• _DATASET_:
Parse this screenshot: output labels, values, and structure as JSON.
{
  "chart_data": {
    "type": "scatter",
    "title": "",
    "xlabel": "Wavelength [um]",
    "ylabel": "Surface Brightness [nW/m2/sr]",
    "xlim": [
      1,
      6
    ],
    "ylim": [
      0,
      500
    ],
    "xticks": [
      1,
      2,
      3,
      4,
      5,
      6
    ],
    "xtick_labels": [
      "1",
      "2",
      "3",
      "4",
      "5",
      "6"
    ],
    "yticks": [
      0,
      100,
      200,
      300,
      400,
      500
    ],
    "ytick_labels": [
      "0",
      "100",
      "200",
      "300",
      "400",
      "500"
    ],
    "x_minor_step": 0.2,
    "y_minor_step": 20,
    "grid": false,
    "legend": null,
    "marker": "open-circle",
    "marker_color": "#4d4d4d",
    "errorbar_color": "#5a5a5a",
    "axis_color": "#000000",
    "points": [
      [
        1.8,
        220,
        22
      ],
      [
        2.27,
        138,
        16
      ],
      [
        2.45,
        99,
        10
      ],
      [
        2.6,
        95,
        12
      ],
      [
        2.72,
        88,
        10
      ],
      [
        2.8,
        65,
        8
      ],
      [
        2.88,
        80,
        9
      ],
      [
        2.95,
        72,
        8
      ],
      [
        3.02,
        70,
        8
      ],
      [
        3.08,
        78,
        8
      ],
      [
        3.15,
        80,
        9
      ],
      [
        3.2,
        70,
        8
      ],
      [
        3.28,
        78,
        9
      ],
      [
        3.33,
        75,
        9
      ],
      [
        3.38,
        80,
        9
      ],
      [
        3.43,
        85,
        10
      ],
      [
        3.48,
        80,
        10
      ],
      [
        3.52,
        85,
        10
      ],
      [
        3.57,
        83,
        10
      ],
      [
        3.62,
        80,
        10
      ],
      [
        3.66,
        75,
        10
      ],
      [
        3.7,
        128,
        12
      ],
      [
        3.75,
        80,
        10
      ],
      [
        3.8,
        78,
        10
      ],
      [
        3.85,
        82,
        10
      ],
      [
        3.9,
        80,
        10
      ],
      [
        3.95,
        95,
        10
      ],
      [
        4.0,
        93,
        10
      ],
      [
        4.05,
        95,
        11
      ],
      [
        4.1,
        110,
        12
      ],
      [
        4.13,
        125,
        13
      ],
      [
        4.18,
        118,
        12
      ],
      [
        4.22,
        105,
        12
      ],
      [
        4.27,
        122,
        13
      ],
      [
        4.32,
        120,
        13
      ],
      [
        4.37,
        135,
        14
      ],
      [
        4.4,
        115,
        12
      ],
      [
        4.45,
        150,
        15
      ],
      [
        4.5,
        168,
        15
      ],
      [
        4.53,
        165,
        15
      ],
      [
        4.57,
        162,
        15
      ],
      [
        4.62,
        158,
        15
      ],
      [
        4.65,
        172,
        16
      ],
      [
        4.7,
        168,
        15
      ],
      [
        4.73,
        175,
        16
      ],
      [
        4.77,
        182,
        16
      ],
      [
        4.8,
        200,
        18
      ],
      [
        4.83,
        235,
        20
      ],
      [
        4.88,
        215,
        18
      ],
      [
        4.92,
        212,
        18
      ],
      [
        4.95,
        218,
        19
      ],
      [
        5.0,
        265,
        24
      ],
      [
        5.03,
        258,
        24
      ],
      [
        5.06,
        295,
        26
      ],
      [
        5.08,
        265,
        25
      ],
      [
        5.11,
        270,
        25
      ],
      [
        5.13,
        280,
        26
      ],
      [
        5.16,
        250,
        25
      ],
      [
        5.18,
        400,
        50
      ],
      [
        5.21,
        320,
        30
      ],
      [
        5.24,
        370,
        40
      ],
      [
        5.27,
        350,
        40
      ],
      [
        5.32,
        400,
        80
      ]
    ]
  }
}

==

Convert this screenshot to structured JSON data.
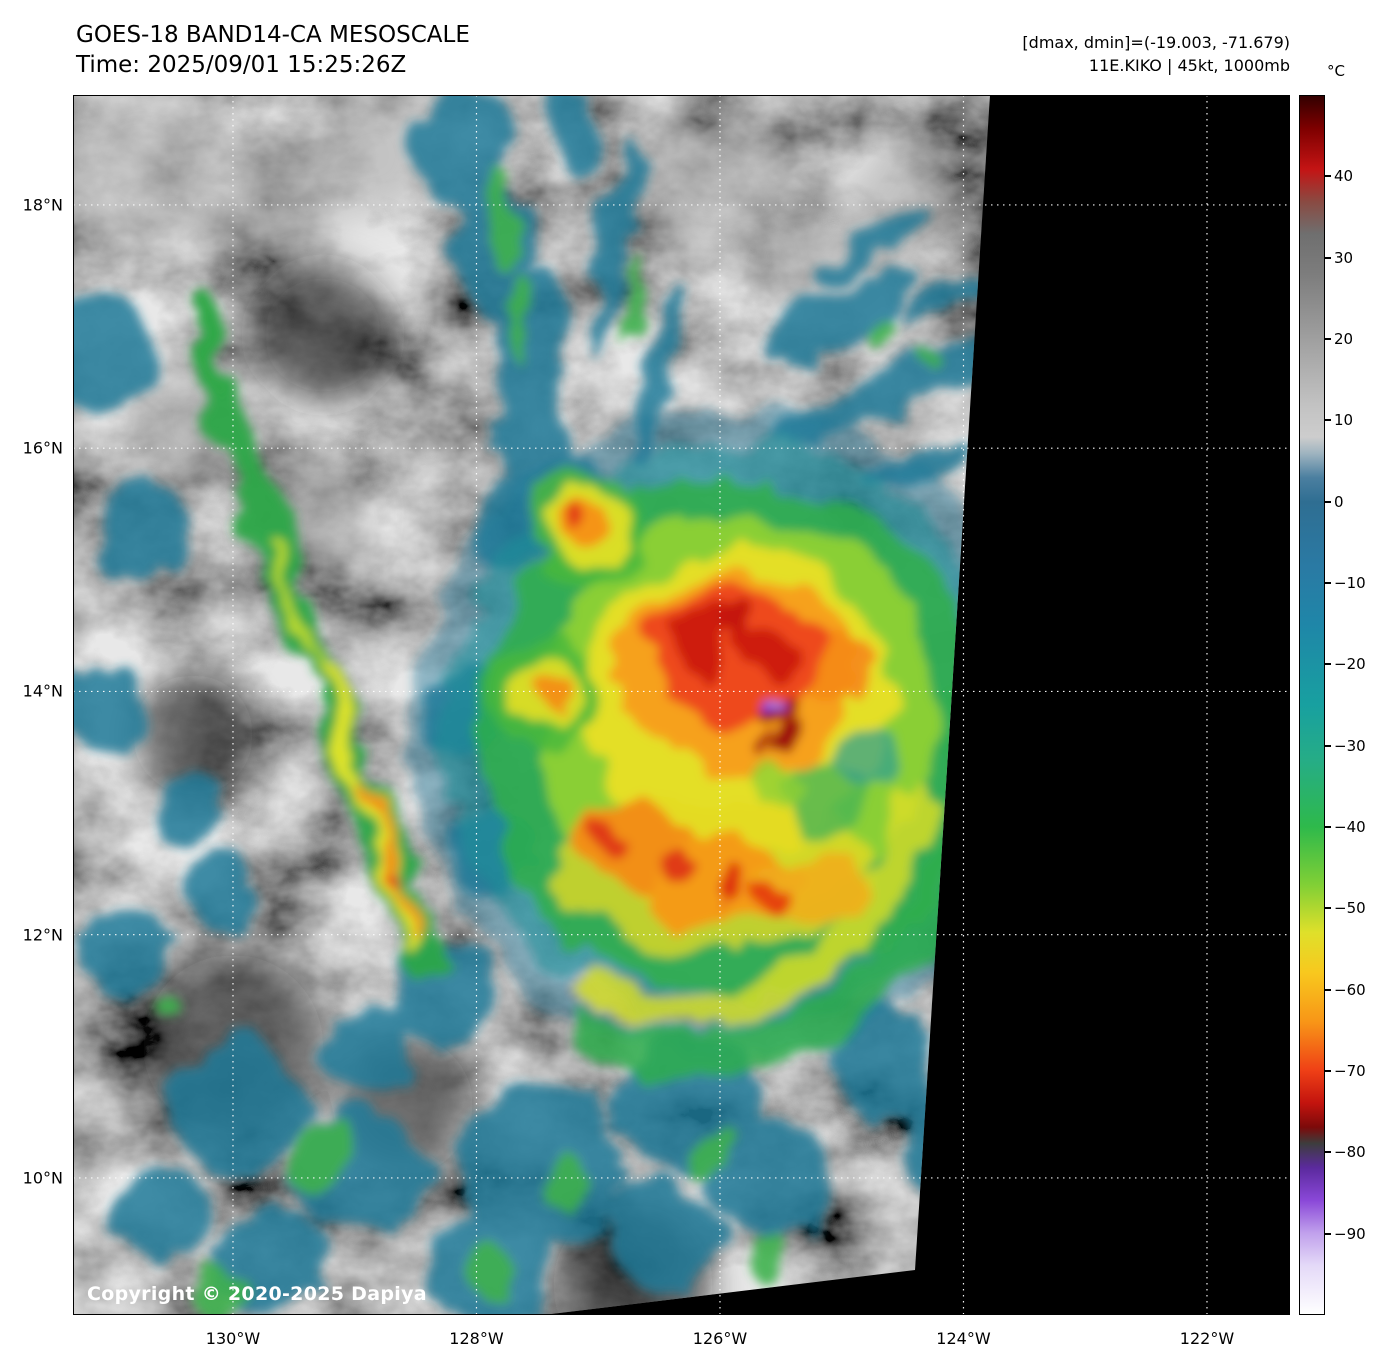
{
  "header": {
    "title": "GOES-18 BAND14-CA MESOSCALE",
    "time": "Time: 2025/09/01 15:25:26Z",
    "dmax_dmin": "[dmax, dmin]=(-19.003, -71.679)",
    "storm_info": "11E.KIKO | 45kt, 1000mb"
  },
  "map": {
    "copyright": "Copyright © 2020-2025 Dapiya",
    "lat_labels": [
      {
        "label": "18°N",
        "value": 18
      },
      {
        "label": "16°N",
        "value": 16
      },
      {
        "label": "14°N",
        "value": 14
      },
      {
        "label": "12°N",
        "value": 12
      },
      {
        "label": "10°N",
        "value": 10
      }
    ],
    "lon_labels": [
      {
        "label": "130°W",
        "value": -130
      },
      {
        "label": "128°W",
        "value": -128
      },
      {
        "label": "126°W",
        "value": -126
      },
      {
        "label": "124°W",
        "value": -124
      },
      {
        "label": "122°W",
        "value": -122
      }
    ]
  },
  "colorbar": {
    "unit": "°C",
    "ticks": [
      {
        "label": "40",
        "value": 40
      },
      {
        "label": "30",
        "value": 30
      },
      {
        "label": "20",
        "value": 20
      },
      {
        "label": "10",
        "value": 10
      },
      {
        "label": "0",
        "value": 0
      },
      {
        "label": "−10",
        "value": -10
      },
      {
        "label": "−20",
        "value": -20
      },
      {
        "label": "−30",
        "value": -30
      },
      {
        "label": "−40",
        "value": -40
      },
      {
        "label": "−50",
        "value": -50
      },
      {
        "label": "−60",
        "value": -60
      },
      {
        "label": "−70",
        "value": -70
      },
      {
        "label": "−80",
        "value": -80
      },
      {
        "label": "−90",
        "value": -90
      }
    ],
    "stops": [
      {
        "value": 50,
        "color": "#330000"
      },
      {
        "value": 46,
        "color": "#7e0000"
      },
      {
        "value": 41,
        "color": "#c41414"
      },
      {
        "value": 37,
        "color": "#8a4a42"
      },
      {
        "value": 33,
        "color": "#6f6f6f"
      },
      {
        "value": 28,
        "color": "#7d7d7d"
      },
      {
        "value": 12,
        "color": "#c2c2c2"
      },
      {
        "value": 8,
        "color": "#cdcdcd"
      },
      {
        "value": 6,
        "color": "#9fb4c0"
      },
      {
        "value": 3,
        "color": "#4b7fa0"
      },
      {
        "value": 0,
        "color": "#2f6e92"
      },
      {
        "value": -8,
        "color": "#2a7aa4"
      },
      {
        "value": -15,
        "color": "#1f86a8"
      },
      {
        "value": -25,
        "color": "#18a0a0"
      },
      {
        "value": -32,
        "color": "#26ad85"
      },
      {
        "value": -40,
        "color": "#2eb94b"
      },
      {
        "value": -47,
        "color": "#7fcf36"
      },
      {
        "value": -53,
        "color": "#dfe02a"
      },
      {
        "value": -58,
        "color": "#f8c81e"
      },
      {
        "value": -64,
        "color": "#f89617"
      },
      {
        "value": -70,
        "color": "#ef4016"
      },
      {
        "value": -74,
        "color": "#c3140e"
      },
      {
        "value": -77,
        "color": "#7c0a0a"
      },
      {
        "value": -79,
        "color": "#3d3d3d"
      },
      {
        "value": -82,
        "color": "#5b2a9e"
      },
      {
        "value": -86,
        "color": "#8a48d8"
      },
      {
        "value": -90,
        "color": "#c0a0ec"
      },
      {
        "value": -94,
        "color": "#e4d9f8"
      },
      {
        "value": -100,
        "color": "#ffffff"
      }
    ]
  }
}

• _TASK DETAILS_:
Pull every line containing the word "screenshot" out of the material.

• _RESULT OF THE EXERCISE_:
Parse this screenshot: output labels, values, and structure as JSON.
Convert this screenshot to structured JSON data.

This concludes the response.